= Record list =

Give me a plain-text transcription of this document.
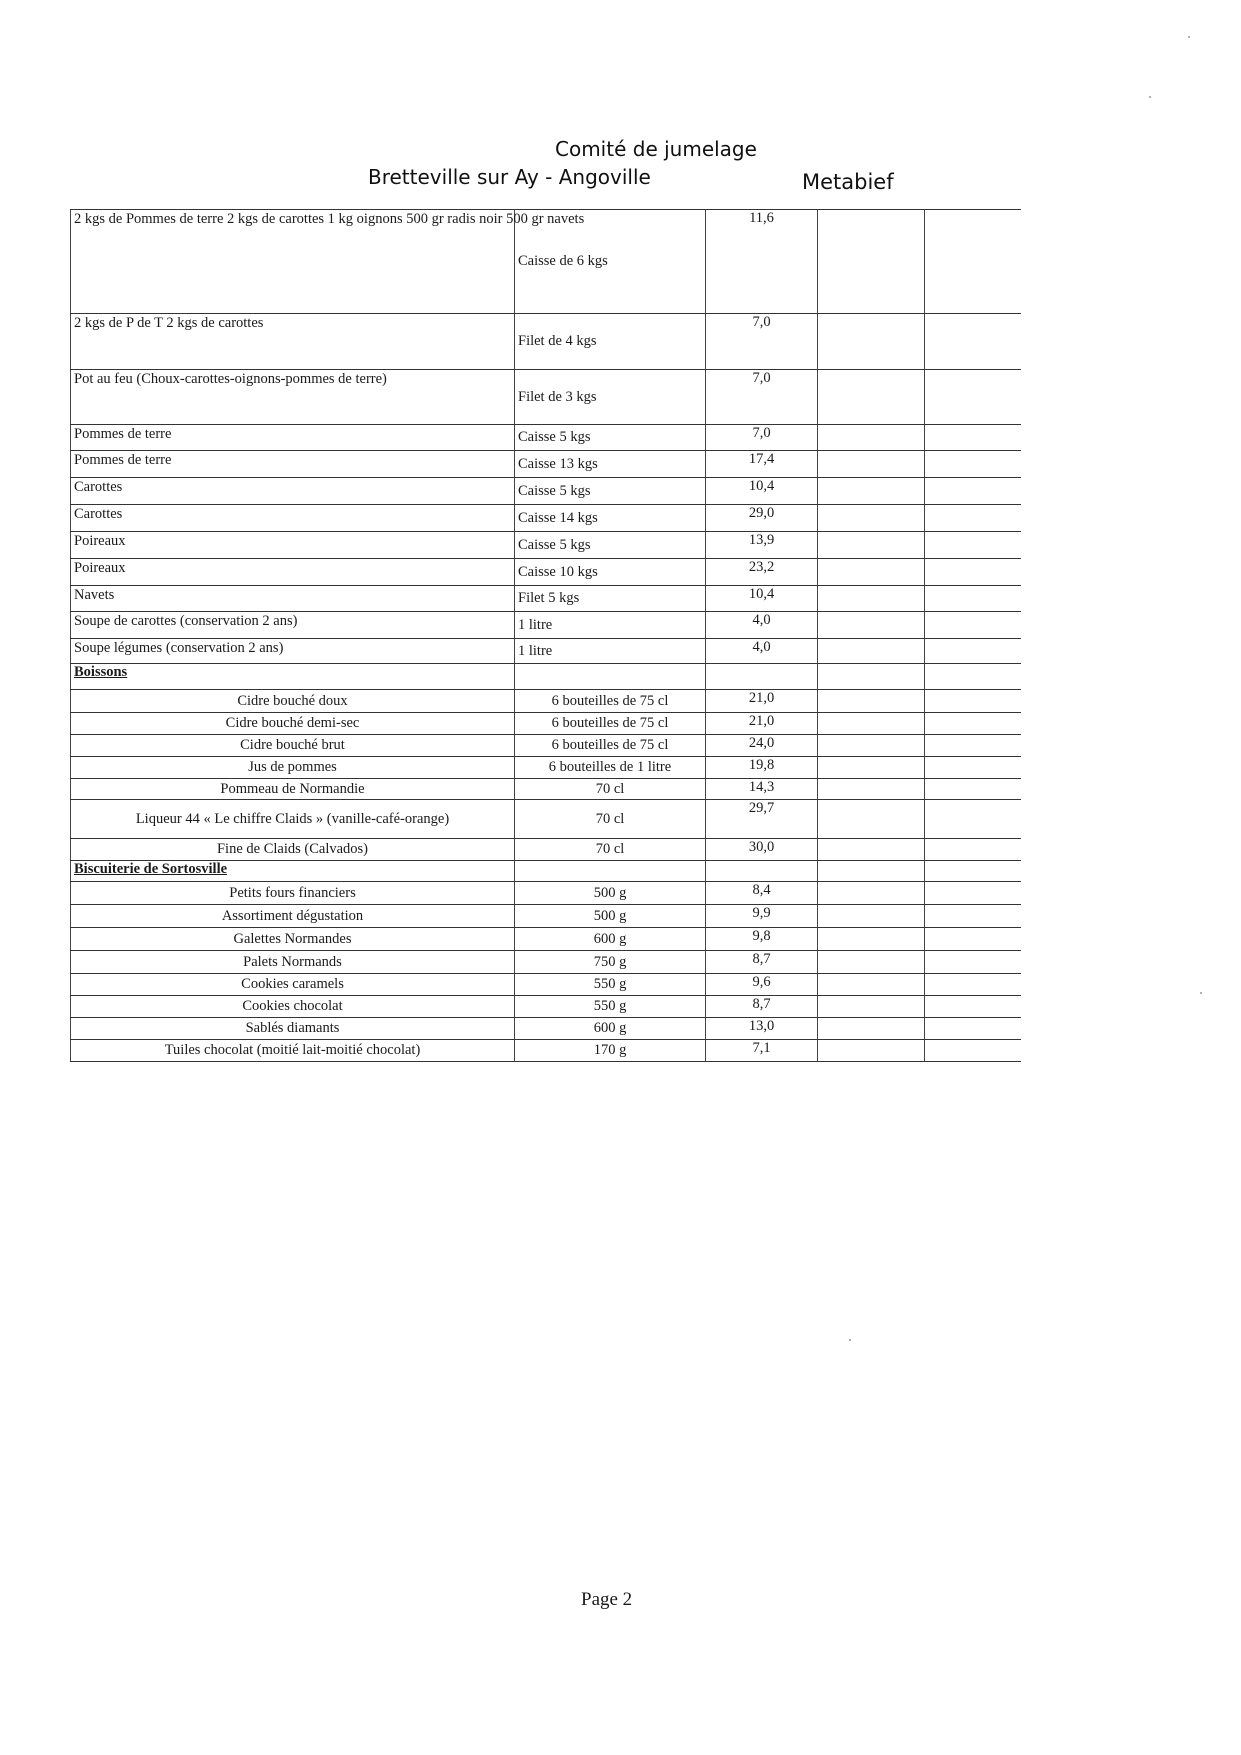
Comité de jumelage
Bretteville sur Ay - Angoville	Metabief
2 kgs de Pommes de terre 2 kgs de carottes 1 kg oignons 500 gr radis noir 500 gr navets	Caisse de 6 kgs	11,6		
2 kgs de P de T 2 kgs de carottes	Filet de 4 kgs	7,0		
Pot au feu (Choux-carottes-oignons-pommes de terre)	Filet de 3 kgs	7,0		
Pommes de terre	Caisse 5 kgs	7,0		
Pommes de terre	Caisse 13 kgs	17,4		
Carottes	Caisse 5 kgs	10,4		
Carottes	Caisse 14 kgs	29,0		
Poireaux	Caisse 5 kgs	13,9		
Poireaux	Caisse 10 kgs	23,2		
Navets	Filet 5 kgs	10,4		
Soupe de carottes (conservation 2 ans)	1 litre	4,0		
Soupe légumes (conservation 2 ans)	1 litre	4,0		
Boissons				
Cidre bouché doux	6 bouteilles de 75 cl	21,0		
Cidre bouché demi-sec	6 bouteilles de 75 cl	21,0		
Cidre bouché brut	6 bouteilles de 75 cl	24,0		
Jus de pommes	6 bouteilles de 1 litre	19,8		
Pommeau de Normandie	70 cl	14,3		
Liqueur 44 « Le chiffre Claids » (vanille-café-orange)	70 cl	29,7		
Fine de Claids (Calvados)	70 cl	30,0		
Biscuiterie de Sortosville				
Petits fours financiers	500 g	8,4		
Assortiment dégustation	500 g	9,9		
Galettes Normandes	600 g	9,8		
Palets Normands	750 g	8,7		
Cookies caramels	550 g	9,6		
Cookies chocolat	550 g	8,7		
Sablés diamants	600 g	13,0		
Tuiles chocolat (moitié lait-moitié chocolat)	170 g	7,1		
Page 2
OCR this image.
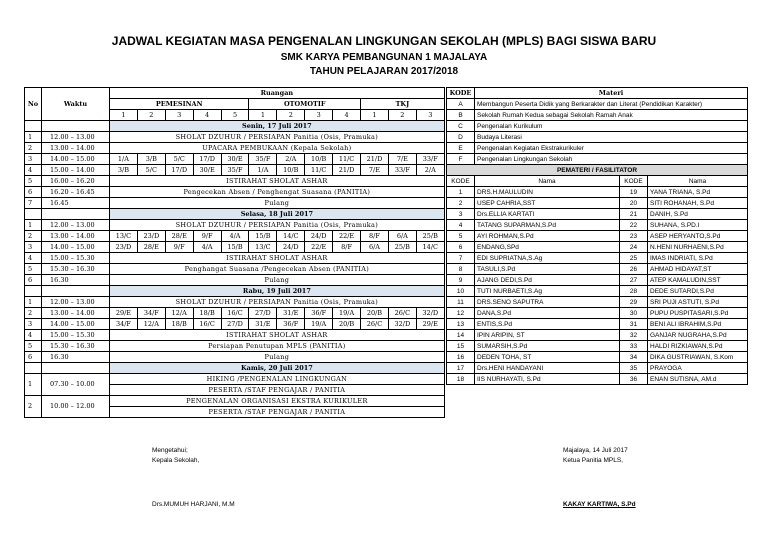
JADWAL KEGIATAN MASA PENGENALAN LINGKUNGAN SEKOLAH (MPLS) BAGI SISWA BARU
SMK KARYA PEMBANGUNAN 1 MAJALAYA
TAHUN PELAJARAN 2017/2018
No	Waktu	Ruangan											
		PEMESINAN					OTOMOTIF				TKJ		
		1	2	3	4	5	1	2	3	4	1	2	3
		Senin, 17 Juli 2017											
1	12.00 – 13.00	SHOLAT DZUHUR / PERSIAPAN Panitia (Osis, Pramuka)											
2	13.00 – 14.00	UPACARA PEMBUKAAN (Kepala Sekolah)											
3	14.00 – 15.00	1/A	3/B	5/C	17/D	30/E	35/F	2/A	10/B	11/C	21/D	7/E	33/F
4	15.00 – 14.00	3/B	5/C	17/D	30/E	35/F	1/A	10/B	11/C	21/D	7/E	33/F	2/A
5	16.00 – 16.20	ISTIRAHAT SHOLAT ASHAR											
6	16.20 – 16.45	Pengecekan Absen / Penghengat Suasana (PANITIA)											
7	16.45	Pulang											
		Selasa, 18 Juli 2017											
1	12.00 – 13.00	SHOLAT DZUHUR / PERSIAPAN Panitia (Osis, Pramuka)											
2	13.00 – 14.00	13/C	23/D	28/E	9/F	4/A	15/B	14/C	24/D	22/E	8/F	6/A	25/B
3	14.00 – 15.00	23/D	28/E	9/F	4/A	15/B	13/C	24/D	22/E	8/F	6/A	25/B	14/C
4	15.00 – 15.30	ISTIRAHAT SHOLAT ASHAR											
5	15.30 – 16.30	Penghangat Suasana /Pengecekan Absen (PANITIA)											
6	16.30	Pulang											
		Rabu, 19 Juli 2017											
1	12.00 – 13.00	SHOLAT DZUHUR / PERSIAPAN Panitia (Osis, Pramuka)											
2	13.00 – 14.00	29/E	34/F	12/A	18/B	16/C	27/D	31/E	36/F	19/A	20/B	26/C	32/D
3	14.00 – 15.00	34/F	12/A	18/B	16/C	27/D	31/E	36/F	19/A	20/B	26/C	32/D	29/E
4	15.00 – 15.30	ISTIRAHAT SHOLAT ASHAR											
5	15.30 – 16.30	Persiapan Penutupan MPLS (PANITIA)											
6	16.30	Pulang											
		Kamis, 20 Juli 2017											
1	07.30 – 10.00	HIKING /PENGENALAN LINGKUNGAN											
		PESERTA /STAF PENGAJAR / PANITIA											
2	10.00 – 12.00	PENGENALAN ORGANISASI EKSTRA KURIKULER											
		PESERTA /STAF PENGAJAR / PANITIA											
KODE	Materi		
A	Membangun Peserta Didik yang Berkarakter dan Literat (Pendidikan Karakter)		
B	Sekolah Rumah Kedua sebagai Sekolah Ramah Anak		
C	Pengenalan Kurikulum		
D	Budaya Literasi		
E	Pengenalan Kegiatan Ekstrakurikuler		
F	Pengenalan Lingkungan Sekolah		
PEMATERI / FASILITATOR			
KODE	Nama	KODE	Nama
1	DRS.H.MAULUDIN	19	YANA TRIANA, S.Pd
2	USEP CAHRIA,SST	20	SITI ROHANAH, S.Pd
3	Drs.ELLIA KARTATI	21	DANIH, S.Pd
4	TATANG SUPARMAN,S.Pd	22	SUHANA, S.PD.I
5	AYI ROHMAN,S.Pd	23	ASEP HERYANTO,S.Pd
6	ENDANG,SPd	24	N.HENI NURHAENI,S.Pd
7	EDI SUPRIATNA,S.Ag	25	IMAS INDRIATI, S.Pd
8	TASULI,S.Pd	26	AHMAD HIDAYAT,ST
9	AJANG DEDI,S.Pd	27	ATEP KAMALUDIN,SST
10	TUTI NURBAETI,S.Ag	28	DEDE SUTARDI,S.Pd
11	DRS.SENO SAPUTRA	29	SRI PUJI ASTUTI, S.Pd
12	DANA,S.Pd	30	PUPU PUSPITASARI,S.Pd
13	ENTIS,S.Pd	31	BENI ALI IBRAHIM,S.Pd
14	IPIN ARIPIN, ST	32	GANJAR NUGRAHA,S.Pd
15	SUMARSIH,S.Pd	33	HALDI RIZKIAWAN,S.Pd
16	DEDEN TOHA, ST	34	DIKA GUSTRIAWAN, S.Kom
17	Drs.HENI HANDAYANI	35	PRAYOGA
18	IIS NURHAYATI, S.Pd	36	ENAN SUTISNA, AM.d
Mengetahui;
Kepala Sekolah,
Drs.MUMUH HARJANI, M.M
Majalaya, 14 Juli 2017
Ketua Panitia MPLS,
KAKAY KARTIWA, S.Pd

= Written task =
Select all lines in the listing that include the word "Juli".

= Answer =
		Senin, 17 Juli 2017											
		Selasa, 18 Juli 2017											
		Rabu, 19 Juli 2017											
		Kamis, 20 Juli 2017											
Majalaya, 14 Juli 2017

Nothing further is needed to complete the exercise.